Task goal:
Repeat the records below exactly.

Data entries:

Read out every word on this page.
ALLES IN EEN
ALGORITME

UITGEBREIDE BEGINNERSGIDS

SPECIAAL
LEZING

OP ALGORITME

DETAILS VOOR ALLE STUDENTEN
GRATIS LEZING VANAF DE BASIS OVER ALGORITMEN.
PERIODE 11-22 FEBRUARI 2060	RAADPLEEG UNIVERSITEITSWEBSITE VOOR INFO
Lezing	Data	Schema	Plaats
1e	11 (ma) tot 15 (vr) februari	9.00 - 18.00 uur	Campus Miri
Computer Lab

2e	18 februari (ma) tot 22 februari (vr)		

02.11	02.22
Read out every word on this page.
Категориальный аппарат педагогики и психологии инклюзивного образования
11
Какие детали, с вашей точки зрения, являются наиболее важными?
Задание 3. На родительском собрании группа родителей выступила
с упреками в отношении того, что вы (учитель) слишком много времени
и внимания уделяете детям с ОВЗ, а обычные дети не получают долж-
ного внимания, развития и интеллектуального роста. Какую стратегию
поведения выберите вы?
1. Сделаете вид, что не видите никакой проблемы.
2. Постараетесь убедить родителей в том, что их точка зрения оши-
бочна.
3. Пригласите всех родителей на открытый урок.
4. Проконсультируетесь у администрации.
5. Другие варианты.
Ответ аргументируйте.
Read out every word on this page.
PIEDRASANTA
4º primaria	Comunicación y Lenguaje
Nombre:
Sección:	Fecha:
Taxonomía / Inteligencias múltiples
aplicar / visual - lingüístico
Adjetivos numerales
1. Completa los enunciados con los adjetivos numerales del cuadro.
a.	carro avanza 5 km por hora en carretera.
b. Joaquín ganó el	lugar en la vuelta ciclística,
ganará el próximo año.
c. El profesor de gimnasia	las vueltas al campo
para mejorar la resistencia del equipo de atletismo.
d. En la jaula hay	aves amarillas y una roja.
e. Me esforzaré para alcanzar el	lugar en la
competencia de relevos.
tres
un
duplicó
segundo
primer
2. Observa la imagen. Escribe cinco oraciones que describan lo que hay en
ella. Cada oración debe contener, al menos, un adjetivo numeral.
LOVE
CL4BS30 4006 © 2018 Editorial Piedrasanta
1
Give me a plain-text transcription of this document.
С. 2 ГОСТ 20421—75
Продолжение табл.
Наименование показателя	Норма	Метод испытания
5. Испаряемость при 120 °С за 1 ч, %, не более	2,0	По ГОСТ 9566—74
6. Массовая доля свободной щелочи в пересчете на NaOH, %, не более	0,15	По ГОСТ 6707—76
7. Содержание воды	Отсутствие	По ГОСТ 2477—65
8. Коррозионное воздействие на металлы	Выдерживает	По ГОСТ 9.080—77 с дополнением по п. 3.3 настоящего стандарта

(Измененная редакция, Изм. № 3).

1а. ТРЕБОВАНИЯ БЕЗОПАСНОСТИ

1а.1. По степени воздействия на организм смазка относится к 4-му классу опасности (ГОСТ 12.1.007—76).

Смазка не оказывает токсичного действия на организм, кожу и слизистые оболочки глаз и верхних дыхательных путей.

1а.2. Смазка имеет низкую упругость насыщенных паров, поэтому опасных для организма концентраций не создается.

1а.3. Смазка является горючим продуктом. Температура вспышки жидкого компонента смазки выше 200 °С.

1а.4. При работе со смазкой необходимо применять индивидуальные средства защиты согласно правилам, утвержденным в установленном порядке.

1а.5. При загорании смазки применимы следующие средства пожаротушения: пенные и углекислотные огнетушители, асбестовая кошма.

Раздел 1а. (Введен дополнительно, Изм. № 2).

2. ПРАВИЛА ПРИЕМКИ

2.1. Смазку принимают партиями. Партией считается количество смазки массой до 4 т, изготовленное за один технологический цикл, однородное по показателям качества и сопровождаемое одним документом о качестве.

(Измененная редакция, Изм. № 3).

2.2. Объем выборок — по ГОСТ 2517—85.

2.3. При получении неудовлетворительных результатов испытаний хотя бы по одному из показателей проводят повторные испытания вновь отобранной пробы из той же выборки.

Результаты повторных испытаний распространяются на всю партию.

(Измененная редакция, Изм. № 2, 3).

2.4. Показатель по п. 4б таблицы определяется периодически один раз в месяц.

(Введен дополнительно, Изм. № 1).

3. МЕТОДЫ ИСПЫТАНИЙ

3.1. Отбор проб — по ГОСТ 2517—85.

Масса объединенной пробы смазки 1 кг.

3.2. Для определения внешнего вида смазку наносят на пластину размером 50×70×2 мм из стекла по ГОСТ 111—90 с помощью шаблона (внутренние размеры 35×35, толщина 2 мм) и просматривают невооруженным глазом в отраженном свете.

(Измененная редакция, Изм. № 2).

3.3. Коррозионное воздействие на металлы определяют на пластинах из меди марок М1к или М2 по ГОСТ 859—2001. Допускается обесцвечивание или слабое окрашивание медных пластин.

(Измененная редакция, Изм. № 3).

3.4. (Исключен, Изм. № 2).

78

Exercise answer:
Read out every word on this page.
ALLES IN EEN
ALGORITME

UITGEBREIDE BEGINNERSGIDS

SPECIAAL
LEZING

OP ALGORITME

DETAILS VOOR ALLE STUDENTEN
GRATIS LEZING VANAF DE BASIS OVER ALGORITMEN.
PERIODE 11-22 FEBRUARI 2060	RAADPLEEG UNIVERSITEITSWEBSITE VOOR INFO
Lezing	Data	Schema	Plaats
1e	11 (ma) tot 15 (vr) februari	9.00 - 18.00 uur	Campus Miri
Computer Lab

2e	18 februari (ma) tot 22 februari (vr)		

02.11	02.22
Read out every word on this page.
Категориальный аппарат педагогики и психологии инклюзивного образования
11
Какие детали, с вашей точки зрения, являются наиболее важными?
Задание 3. На родительском собрании группа родителей выступила
с упреками в отношении того, что вы (учитель) слишком много времени
и внимания уделяете детям с ОВЗ, а обычные дети не получают долж-
ного внимания, развития и интеллектуального роста. Какую стратегию
поведения выберите вы?
1. Сделаете вид, что не видите никакой проблемы.
2. Постараетесь убедить родителей в том, что их точка зрения оши-
бочна.
3. Пригласите всех родителей на открытый урок.
4. Проконсультируетесь у администрации.
5. Другие варианты.
Ответ аргументируйте.
Read out every word on this page.
PIEDRASANTA
4º primaria	Comunicación y Lenguaje
Nombre:
Sección:	Fecha:
Taxonomía / Inteligencias múltiples
aplicar / visual - lingüístico
Adjetivos numerales
1. Completa los enunciados con los adjetivos numerales del cuadro.
a.	carro avanza 5 km por hora en carretera.
b. Joaquín ganó el	lugar en la vuelta ciclística,
ganará el próximo año.
c. El profesor de gimnasia	las vueltas al campo
para mejorar la resistencia del equipo de atletismo.
d. En la jaula hay	aves amarillas y una roja.
e. Me esforzaré para alcanzar el	lugar en la
competencia de relevos.
tres
un
duplicó
segundo
primer
2. Observa la imagen. Escribe cinco oraciones que describan lo que hay en
ella. Cada oración debe contener, al menos, un adjetivo numeral.
LOVE
CL4BS30 4006 © 2018 Editorial Piedrasanta
1
Give me a plain-text transcription of this document.
С. 2 ГОСТ 20421—75
Продолжение табл.
Наименование показателя	Норма	Метод испытания
5. Испаряемость при 120 °С за 1 ч, %, не более	2,0	По ГОСТ 9566—74
6. Массовая доля свободной щелочи в пересчете на NaOH, %, не более	0,15	По ГОСТ 6707—76
7. Содержание воды	Отсутствие	По ГОСТ 2477—65
8. Коррозионное воздействие на металлы	Выдерживает	По ГОСТ 9.080—77 с дополнением по п. 3.3 настоящего стандарта

(Измененная редакция, Изм. № 3).

1а. ТРЕБОВАНИЯ БЕЗОПАСНОСТИ

1а.1. По степени воздействия на организм смазка относится к 4-му классу опасности (ГОСТ 12.1.007—76).

Смазка не оказывает токсичного действия на организм, кожу и слизистые оболочки глаз и верхних дыхательных путей.

1а.2. Смазка имеет низкую упругость насыщенных паров, поэтому опасных для организма концентраций не создается.

1а.3. Смазка является горючим продуктом. Температура вспышки жидкого компонента смазки выше 200 °С.

1а.4. При работе со смазкой необходимо применять индивидуальные средства защиты согласно правилам, утвержденным в установленном порядке.

1а.5. При загорании смазки применимы следующие средства пожаротушения: пенные и углекислотные огнетушители, асбестовая кошма.

Раздел 1а. (Введен дополнительно, Изм. № 2).

2. ПРАВИЛА ПРИЕМКИ

2.1. Смазку принимают партиями. Партией считается количество смазки массой до 4 т, изготовленное за один технологический цикл, однородное по показателям качества и сопровождаемое одним документом о качестве.

(Измененная редакция, Изм. № 3).

2.2. Объем выборок — по ГОСТ 2517—85.

2.3. При получении неудовлетворительных результатов испытаний хотя бы по одному из показателей проводят повторные испытания вновь отобранной пробы из той же выборки.

Результаты повторных испытаний распространяются на всю партию.

(Измененная редакция, Изм. № 2, 3).

2.4. Показатель по п. 4б таблицы определяется периодически один раз в месяц.

(Введен дополнительно, Изм. № 1).

3. МЕТОДЫ ИСПЫТАНИЙ

3.1. Отбор проб — по ГОСТ 2517—85.

Масса объединенной пробы смазки 1 кг.

3.2. Для определения внешнего вида смазку наносят на пластину размером 50×70×2 мм из стекла по ГОСТ 111—90 с помощью шаблона (внутренние размеры 35×35, толщина 2 мм) и просматривают невооруженным глазом в отраженном свете.

(Измененная редакция, Изм. № 2).

3.3. Коррозионное воздействие на металлы определяют на пластинах из меди марок М1к или М2 по ГОСТ 859—2001. Допускается обесцвечивание или слабое окрашивание медных пластин.

(Измененная редакция, Изм. № 3).

3.4. (Исключен, Изм. № 2).

78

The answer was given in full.